▸ TASK OBJECTIVE
Repeat each line word for word.

Source data:
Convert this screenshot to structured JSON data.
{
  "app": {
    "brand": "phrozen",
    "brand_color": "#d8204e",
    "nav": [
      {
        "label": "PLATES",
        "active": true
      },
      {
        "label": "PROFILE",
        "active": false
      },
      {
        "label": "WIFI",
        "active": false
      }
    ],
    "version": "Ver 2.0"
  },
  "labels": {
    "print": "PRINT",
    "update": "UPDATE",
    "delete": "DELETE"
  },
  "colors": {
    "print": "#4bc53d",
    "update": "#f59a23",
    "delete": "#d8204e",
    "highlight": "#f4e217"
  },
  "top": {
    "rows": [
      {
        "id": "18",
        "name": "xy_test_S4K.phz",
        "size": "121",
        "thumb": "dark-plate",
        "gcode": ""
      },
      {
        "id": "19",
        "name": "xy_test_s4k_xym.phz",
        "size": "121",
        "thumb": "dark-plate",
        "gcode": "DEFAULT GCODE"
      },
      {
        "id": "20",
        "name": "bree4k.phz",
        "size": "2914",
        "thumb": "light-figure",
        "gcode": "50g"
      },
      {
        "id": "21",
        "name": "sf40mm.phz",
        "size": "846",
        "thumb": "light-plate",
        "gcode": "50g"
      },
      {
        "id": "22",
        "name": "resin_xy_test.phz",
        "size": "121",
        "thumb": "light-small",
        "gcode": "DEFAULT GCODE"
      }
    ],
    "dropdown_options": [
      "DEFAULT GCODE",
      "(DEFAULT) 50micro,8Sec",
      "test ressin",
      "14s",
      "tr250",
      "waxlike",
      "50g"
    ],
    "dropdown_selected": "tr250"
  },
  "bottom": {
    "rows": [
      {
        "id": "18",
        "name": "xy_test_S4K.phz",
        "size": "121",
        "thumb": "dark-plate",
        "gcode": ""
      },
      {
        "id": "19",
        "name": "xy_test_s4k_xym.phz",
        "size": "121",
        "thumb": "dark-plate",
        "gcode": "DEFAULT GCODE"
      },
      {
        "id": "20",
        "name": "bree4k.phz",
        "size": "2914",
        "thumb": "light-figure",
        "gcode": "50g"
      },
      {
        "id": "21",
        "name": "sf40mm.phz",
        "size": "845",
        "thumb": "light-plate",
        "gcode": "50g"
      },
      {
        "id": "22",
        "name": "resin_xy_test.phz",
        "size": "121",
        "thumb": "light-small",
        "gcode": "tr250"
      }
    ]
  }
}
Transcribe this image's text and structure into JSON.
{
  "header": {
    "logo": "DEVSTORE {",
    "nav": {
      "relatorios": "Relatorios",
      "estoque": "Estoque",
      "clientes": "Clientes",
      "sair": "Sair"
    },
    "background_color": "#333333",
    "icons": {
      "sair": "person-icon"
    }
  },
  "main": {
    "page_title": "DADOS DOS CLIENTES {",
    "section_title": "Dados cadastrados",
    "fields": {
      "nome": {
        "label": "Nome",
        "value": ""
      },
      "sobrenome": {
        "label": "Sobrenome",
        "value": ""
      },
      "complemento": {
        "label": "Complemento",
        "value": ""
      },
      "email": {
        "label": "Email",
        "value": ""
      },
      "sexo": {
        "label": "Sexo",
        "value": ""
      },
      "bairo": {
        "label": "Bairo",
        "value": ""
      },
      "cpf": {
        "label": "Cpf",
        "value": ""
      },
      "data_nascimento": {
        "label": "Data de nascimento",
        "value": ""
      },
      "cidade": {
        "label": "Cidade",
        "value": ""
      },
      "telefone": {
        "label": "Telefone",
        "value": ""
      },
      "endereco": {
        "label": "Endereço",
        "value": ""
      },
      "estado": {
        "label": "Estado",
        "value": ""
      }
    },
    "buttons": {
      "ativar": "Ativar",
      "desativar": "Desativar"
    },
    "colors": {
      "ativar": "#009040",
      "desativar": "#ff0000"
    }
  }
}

▸ OUTPUT FOR THIS EXERCISE
Convert this screenshot to structured JSON data.
{
  "app": {
    "brand": "phrozen",
    "brand_color": "#d8204e",
    "nav": [
      {
        "label": "PLATES",
        "active": true
      },
      {
        "label": "PROFILE",
        "active": false
      },
      {
        "label": "WIFI",
        "active": false
      }
    ],
    "version": "Ver 2.0"
  },
  "labels": {
    "print": "PRINT",
    "update": "UPDATE",
    "delete": "DELETE"
  },
  "colors": {
    "print": "#4bc53d",
    "update": "#f59a23",
    "delete": "#d8204e",
    "highlight": "#f4e217"
  },
  "top": {
    "rows": [
      {
        "id": "18",
        "name": "xy_test_S4K.phz",
        "size": "121",
        "thumb": "dark-plate",
        "gcode": ""
      },
      {
        "id": "19",
        "name": "xy_test_s4k_xym.phz",
        "size": "121",
        "thumb": "dark-plate",
        "gcode": "DEFAULT GCODE"
      },
      {
        "id": "20",
        "name": "bree4k.phz",
        "size": "2914",
        "thumb": "light-figure",
        "gcode": "50g"
      },
      {
        "id": "21",
        "name": "sf40mm.phz",
        "size": "846",
        "thumb": "light-plate",
        "gcode": "50g"
      },
      {
        "id": "22",
        "name": "resin_xy_test.phz",
        "size": "121",
        "thumb": "light-small",
        "gcode": "DEFAULT GCODE"
      }
    ],
    "dropdown_options": [
      "DEFAULT GCODE",
      "(DEFAULT) 50micro,8Sec",
      "test ressin",
      "14s",
      "tr250",
      "waxlike",
      "50g"
    ],
    "dropdown_selected": "tr250"
  },
  "bottom": {
    "rows": [
      {
        "id": "18",
        "name": "xy_test_S4K.phz",
        "size": "121",
        "thumb": "dark-plate",
        "gcode": ""
      },
      {
        "id": "19",
        "name": "xy_test_s4k_xym.phz",
        "size": "121",
        "thumb": "dark-plate",
        "gcode": "DEFAULT GCODE"
      },
      {
        "id": "20",
        "name": "bree4k.phz",
        "size": "2914",
        "thumb": "light-figure",
        "gcode": "50g"
      },
      {
        "id": "21",
        "name": "sf40mm.phz",
        "size": "845",
        "thumb": "light-plate",
        "gcode": "50g"
      },
      {
        "id": "22",
        "name": "resin_xy_test.phz",
        "size": "121",
        "thumb": "light-small",
        "gcode": "tr250"
      }
    ]
  }
}
Transcribe this image's text and structure into JSON.
{
  "header": {
    "logo": "DEVSTORE {",
    "nav": {
      "relatorios": "Relatorios",
      "estoque": "Estoque",
      "clientes": "Clientes",
      "sair": "Sair"
    },
    "background_color": "#333333",
    "icons": {
      "sair": "person-icon"
    }
  },
  "main": {
    "page_title": "DADOS DOS CLIENTES {",
    "section_title": "Dados cadastrados",
    "fields": {
      "nome": {
        "label": "Nome",
        "value": ""
      },
      "sobrenome": {
        "label": "Sobrenome",
        "value": ""
      },
      "complemento": {
        "label": "Complemento",
        "value": ""
      },
      "email": {
        "label": "Email",
        "value": ""
      },
      "sexo": {
        "label": "Sexo",
        "value": ""
      },
      "bairo": {
        "label": "Bairo",
        "value": ""
      },
      "cpf": {
        "label": "Cpf",
        "value": ""
      },
      "data_nascimento": {
        "label": "Data de nascimento",
        "value": ""
      },
      "cidade": {
        "label": "Cidade",
        "value": ""
      },
      "telefone": {
        "label": "Telefone",
        "value": ""
      },
      "endereco": {
        "label": "Endereço",
        "value": ""
      },
      "estado": {
        "label": "Estado",
        "value": ""
      }
    },
    "buttons": {
      "ativar": "Ativar",
      "desativar": "Desativar"
    },
    "colors": {
      "ativar": "#009040",
      "desativar": "#ff0000"
    }
  }
}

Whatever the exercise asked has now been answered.